# WHAT THE TASK ASKS:
All of the data, from the first line to the last, should be reproduced without alteration.

(Data items)
★ ★ ★ ★

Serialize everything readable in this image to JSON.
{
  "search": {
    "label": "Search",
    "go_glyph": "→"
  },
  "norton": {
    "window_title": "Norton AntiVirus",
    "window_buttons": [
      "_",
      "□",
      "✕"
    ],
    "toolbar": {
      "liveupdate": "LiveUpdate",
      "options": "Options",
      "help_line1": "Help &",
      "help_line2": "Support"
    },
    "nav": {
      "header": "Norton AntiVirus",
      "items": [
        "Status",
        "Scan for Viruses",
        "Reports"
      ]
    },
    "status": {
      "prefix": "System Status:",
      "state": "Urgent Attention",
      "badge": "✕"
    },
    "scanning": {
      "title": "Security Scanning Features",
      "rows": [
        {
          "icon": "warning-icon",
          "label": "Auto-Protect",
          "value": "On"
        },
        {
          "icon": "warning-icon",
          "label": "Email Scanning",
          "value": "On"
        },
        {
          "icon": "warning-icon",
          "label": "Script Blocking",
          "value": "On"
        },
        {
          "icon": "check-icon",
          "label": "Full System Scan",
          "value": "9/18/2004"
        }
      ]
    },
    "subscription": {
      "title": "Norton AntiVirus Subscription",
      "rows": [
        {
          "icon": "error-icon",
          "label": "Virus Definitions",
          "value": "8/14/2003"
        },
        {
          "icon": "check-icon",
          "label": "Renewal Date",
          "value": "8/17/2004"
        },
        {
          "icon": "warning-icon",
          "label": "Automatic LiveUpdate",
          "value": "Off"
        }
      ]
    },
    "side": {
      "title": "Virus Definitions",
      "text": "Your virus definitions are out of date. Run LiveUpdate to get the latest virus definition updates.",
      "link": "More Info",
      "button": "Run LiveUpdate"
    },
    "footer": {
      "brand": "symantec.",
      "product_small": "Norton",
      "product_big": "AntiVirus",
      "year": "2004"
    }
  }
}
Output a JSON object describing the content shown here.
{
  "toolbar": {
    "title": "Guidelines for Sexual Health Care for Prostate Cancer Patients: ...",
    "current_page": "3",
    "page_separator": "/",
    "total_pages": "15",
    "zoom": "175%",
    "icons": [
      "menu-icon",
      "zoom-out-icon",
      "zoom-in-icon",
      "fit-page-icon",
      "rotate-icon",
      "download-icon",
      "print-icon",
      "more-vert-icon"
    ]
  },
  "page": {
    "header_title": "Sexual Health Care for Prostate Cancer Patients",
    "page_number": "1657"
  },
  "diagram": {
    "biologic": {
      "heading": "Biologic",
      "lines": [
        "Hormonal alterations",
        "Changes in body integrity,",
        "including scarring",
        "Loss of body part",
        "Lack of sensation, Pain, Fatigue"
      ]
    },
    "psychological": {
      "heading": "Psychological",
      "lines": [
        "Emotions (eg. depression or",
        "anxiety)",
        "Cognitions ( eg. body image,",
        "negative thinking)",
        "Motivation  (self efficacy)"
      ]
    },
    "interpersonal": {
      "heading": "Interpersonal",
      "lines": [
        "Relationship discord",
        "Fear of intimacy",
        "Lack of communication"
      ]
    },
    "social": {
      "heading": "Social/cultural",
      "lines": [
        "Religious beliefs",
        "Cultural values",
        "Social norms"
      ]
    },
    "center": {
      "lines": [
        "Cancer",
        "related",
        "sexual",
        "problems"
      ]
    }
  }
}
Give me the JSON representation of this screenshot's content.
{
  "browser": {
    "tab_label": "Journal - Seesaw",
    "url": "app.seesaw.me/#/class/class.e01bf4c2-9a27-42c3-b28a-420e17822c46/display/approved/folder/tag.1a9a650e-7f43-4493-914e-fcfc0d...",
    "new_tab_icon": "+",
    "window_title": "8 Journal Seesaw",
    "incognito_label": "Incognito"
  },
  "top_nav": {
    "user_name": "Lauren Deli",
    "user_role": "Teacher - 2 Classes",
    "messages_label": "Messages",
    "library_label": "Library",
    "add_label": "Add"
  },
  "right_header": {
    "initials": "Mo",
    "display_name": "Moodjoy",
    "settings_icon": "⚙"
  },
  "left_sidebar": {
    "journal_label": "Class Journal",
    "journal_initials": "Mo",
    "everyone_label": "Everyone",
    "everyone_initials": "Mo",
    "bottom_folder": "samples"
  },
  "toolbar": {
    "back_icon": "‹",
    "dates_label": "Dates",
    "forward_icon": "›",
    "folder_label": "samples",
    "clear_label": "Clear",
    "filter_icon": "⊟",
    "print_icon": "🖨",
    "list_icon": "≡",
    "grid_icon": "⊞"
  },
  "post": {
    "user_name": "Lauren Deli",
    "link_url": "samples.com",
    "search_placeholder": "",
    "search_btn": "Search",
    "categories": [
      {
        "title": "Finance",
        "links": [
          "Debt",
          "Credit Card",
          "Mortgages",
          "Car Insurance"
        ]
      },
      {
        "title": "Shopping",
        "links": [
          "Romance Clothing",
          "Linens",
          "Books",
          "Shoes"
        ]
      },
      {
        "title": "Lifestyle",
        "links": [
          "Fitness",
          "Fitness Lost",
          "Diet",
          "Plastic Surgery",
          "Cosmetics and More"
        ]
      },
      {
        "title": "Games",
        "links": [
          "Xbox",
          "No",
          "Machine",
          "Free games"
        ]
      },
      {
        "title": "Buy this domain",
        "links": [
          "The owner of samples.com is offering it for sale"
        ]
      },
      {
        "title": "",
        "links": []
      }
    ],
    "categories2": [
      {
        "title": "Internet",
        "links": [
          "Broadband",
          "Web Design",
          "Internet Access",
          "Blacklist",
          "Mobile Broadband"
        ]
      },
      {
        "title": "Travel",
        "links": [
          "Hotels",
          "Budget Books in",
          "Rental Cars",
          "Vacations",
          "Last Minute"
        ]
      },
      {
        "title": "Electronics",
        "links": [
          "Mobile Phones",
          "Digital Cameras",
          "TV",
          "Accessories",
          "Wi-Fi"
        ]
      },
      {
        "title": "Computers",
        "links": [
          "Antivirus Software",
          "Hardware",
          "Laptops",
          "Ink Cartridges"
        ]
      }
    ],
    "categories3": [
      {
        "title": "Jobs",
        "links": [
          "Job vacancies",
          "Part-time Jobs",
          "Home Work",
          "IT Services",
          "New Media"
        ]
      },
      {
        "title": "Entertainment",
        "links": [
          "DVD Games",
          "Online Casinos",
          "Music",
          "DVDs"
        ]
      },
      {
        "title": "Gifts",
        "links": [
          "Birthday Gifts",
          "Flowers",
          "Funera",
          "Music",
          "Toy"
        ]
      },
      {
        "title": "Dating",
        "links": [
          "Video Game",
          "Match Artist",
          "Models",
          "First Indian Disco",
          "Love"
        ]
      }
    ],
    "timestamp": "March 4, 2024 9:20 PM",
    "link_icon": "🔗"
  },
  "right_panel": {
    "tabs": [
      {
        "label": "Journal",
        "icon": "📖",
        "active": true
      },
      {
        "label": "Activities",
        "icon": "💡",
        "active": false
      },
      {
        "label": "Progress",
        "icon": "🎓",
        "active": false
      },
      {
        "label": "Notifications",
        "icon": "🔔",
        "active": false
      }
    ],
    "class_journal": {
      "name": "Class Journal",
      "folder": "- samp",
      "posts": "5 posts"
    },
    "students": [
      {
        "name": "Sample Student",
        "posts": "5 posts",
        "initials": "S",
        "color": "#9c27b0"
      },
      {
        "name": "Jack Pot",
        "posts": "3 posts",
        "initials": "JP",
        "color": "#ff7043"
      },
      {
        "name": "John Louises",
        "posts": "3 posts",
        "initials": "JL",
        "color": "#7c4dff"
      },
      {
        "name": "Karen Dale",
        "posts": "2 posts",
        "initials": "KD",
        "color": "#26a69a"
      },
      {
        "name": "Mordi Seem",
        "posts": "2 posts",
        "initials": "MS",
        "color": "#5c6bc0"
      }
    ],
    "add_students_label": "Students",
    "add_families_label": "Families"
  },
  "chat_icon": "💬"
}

★ ★ ★ ★

# RESULT FOR THIS TASK:
Serialize everything readable in this image to JSON.
{
  "search": {
    "label": "Search",
    "go_glyph": "→"
  },
  "norton": {
    "window_title": "Norton AntiVirus",
    "window_buttons": [
      "_",
      "□",
      "✕"
    ],
    "toolbar": {
      "liveupdate": "LiveUpdate",
      "options": "Options",
      "help_line1": "Help &",
      "help_line2": "Support"
    },
    "nav": {
      "header": "Norton AntiVirus",
      "items": [
        "Status",
        "Scan for Viruses",
        "Reports"
      ]
    },
    "status": {
      "prefix": "System Status:",
      "state": "Urgent Attention",
      "badge": "✕"
    },
    "scanning": {
      "title": "Security Scanning Features",
      "rows": [
        {
          "icon": "warning-icon",
          "label": "Auto-Protect",
          "value": "On"
        },
        {
          "icon": "warning-icon",
          "label": "Email Scanning",
          "value": "On"
        },
        {
          "icon": "warning-icon",
          "label": "Script Blocking",
          "value": "On"
        },
        {
          "icon": "check-icon",
          "label": "Full System Scan",
          "value": "9/18/2004"
        }
      ]
    },
    "subscription": {
      "title": "Norton AntiVirus Subscription",
      "rows": [
        {
          "icon": "error-icon",
          "label": "Virus Definitions",
          "value": "8/14/2003"
        },
        {
          "icon": "check-icon",
          "label": "Renewal Date",
          "value": "8/17/2004"
        },
        {
          "icon": "warning-icon",
          "label": "Automatic LiveUpdate",
          "value": "Off"
        }
      ]
    },
    "side": {
      "title": "Virus Definitions",
      "text": "Your virus definitions are out of date. Run LiveUpdate to get the latest virus definition updates.",
      "link": "More Info",
      "button": "Run LiveUpdate"
    },
    "footer": {
      "brand": "symantec.",
      "product_small": "Norton",
      "product_big": "AntiVirus",
      "year": "2004"
    }
  }
}
Output a JSON object describing the content shown here.
{
  "toolbar": {
    "title": "Guidelines for Sexual Health Care for Prostate Cancer Patients: ...",
    "current_page": "3",
    "page_separator": "/",
    "total_pages": "15",
    "zoom": "175%",
    "icons": [
      "menu-icon",
      "zoom-out-icon",
      "zoom-in-icon",
      "fit-page-icon",
      "rotate-icon",
      "download-icon",
      "print-icon",
      "more-vert-icon"
    ]
  },
  "page": {
    "header_title": "Sexual Health Care for Prostate Cancer Patients",
    "page_number": "1657"
  },
  "diagram": {
    "biologic": {
      "heading": "Biologic",
      "lines": [
        "Hormonal alterations",
        "Changes in body integrity,",
        "including scarring",
        "Loss of body part",
        "Lack of sensation, Pain, Fatigue"
      ]
    },
    "psychological": {
      "heading": "Psychological",
      "lines": [
        "Emotions (eg. depression or",
        "anxiety)",
        "Cognitions ( eg. body image,",
        "negative thinking)",
        "Motivation  (self efficacy)"
      ]
    },
    "interpersonal": {
      "heading": "Interpersonal",
      "lines": [
        "Relationship discord",
        "Fear of intimacy",
        "Lack of communication"
      ]
    },
    "social": {
      "heading": "Social/cultural",
      "lines": [
        "Religious beliefs",
        "Cultural values",
        "Social norms"
      ]
    },
    "center": {
      "lines": [
        "Cancer",
        "related",
        "sexual",
        "problems"
      ]
    }
  }
}
Give me the JSON representation of this screenshot's content.
{
  "browser": {
    "tab_label": "Journal - Seesaw",
    "url": "app.seesaw.me/#/class/class.e01bf4c2-9a27-42c3-b28a-420e17822c46/display/approved/folder/tag.1a9a650e-7f43-4493-914e-fcfc0d...",
    "new_tab_icon": "+",
    "window_title": "8 Journal Seesaw",
    "incognito_label": "Incognito"
  },
  "top_nav": {
    "user_name": "Lauren Deli",
    "user_role": "Teacher - 2 Classes",
    "messages_label": "Messages",
    "library_label": "Library",
    "add_label": "Add"
  },
  "right_header": {
    "initials": "Mo",
    "display_name": "Moodjoy",
    "settings_icon": "⚙"
  },
  "left_sidebar": {
    "journal_label": "Class Journal",
    "journal_initials": "Mo",
    "everyone_label": "Everyone",
    "everyone_initials": "Mo",
    "bottom_folder": "samples"
  },
  "toolbar": {
    "back_icon": "‹",
    "dates_label": "Dates",
    "forward_icon": "›",
    "folder_label": "samples",
    "clear_label": "Clear",
    "filter_icon": "⊟",
    "print_icon": "🖨",
    "list_icon": "≡",
    "grid_icon": "⊞"
  },
  "post": {
    "user_name": "Lauren Deli",
    "link_url": "samples.com",
    "search_placeholder": "",
    "search_btn": "Search",
    "categories": [
      {
        "title": "Finance",
        "links": [
          "Debt",
          "Credit Card",
          "Mortgages",
          "Car Insurance"
        ]
      },
      {
        "title": "Shopping",
        "links": [
          "Romance Clothing",
          "Linens",
          "Books",
          "Shoes"
        ]
      },
      {
        "title": "Lifestyle",
        "links": [
          "Fitness",
          "Fitness Lost",
          "Diet",
          "Plastic Surgery",
          "Cosmetics and More"
        ]
      },
      {
        "title": "Games",
        "links": [
          "Xbox",
          "No",
          "Machine",
          "Free games"
        ]
      },
      {
        "title": "Buy this domain",
        "links": [
          "The owner of samples.com is offering it for sale"
        ]
      },
      {
        "title": "",
        "links": []
      }
    ],
    "categories2": [
      {
        "title": "Internet",
        "links": [
          "Broadband",
          "Web Design",
          "Internet Access",
          "Blacklist",
          "Mobile Broadband"
        ]
      },
      {
        "title": "Travel",
        "links": [
          "Hotels",
          "Budget Books in",
          "Rental Cars",
          "Vacations",
          "Last Minute"
        ]
      },
      {
        "title": "Electronics",
        "links": [
          "Mobile Phones",
          "Digital Cameras",
          "TV",
          "Accessories",
          "Wi-Fi"
        ]
      },
      {
        "title": "Computers",
        "links": [
          "Antivirus Software",
          "Hardware",
          "Laptops",
          "Ink Cartridges"
        ]
      }
    ],
    "categories3": [
      {
        "title": "Jobs",
        "links": [
          "Job vacancies",
          "Part-time Jobs",
          "Home Work",
          "IT Services",
          "New Media"
        ]
      },
      {
        "title": "Entertainment",
        "links": [
          "DVD Games",
          "Online Casinos",
          "Music",
          "DVDs"
        ]
      },
      {
        "title": "Gifts",
        "links": [
          "Birthday Gifts",
          "Flowers",
          "Funera",
          "Music",
          "Toy"
        ]
      },
      {
        "title": "Dating",
        "links": [
          "Video Game",
          "Match Artist",
          "Models",
          "First Indian Disco",
          "Love"
        ]
      }
    ],
    "timestamp": "March 4, 2024 9:20 PM",
    "link_icon": "🔗"
  },
  "right_panel": {
    "tabs": [
      {
        "label": "Journal",
        "icon": "📖",
        "active": true
      },
      {
        "label": "Activities",
        "icon": "💡",
        "active": false
      },
      {
        "label": "Progress",
        "icon": "🎓",
        "active": false
      },
      {
        "label": "Notifications",
        "icon": "🔔",
        "active": false
      }
    ],
    "class_journal": {
      "name": "Class Journal",
      "folder": "- samp",
      "posts": "5 posts"
    },
    "students": [
      {
        "name": "Sample Student",
        "posts": "5 posts",
        "initials": "S",
        "color": "#9c27b0"
      },
      {
        "name": "Jack Pot",
        "posts": "3 posts",
        "initials": "JP",
        "color": "#ff7043"
      },
      {
        "name": "John Louises",
        "posts": "3 posts",
        "initials": "JL",
        "color": "#7c4dff"
      },
      {
        "name": "Karen Dale",
        "posts": "2 posts",
        "initials": "KD",
        "color": "#26a69a"
      },
      {
        "name": "Mordi Seem",
        "posts": "2 posts",
        "initials": "MS",
        "color": "#5c6bc0"
      }
    ],
    "add_students_label": "Students",
    "add_families_label": "Families"
  },
  "chat_icon": "💬"
}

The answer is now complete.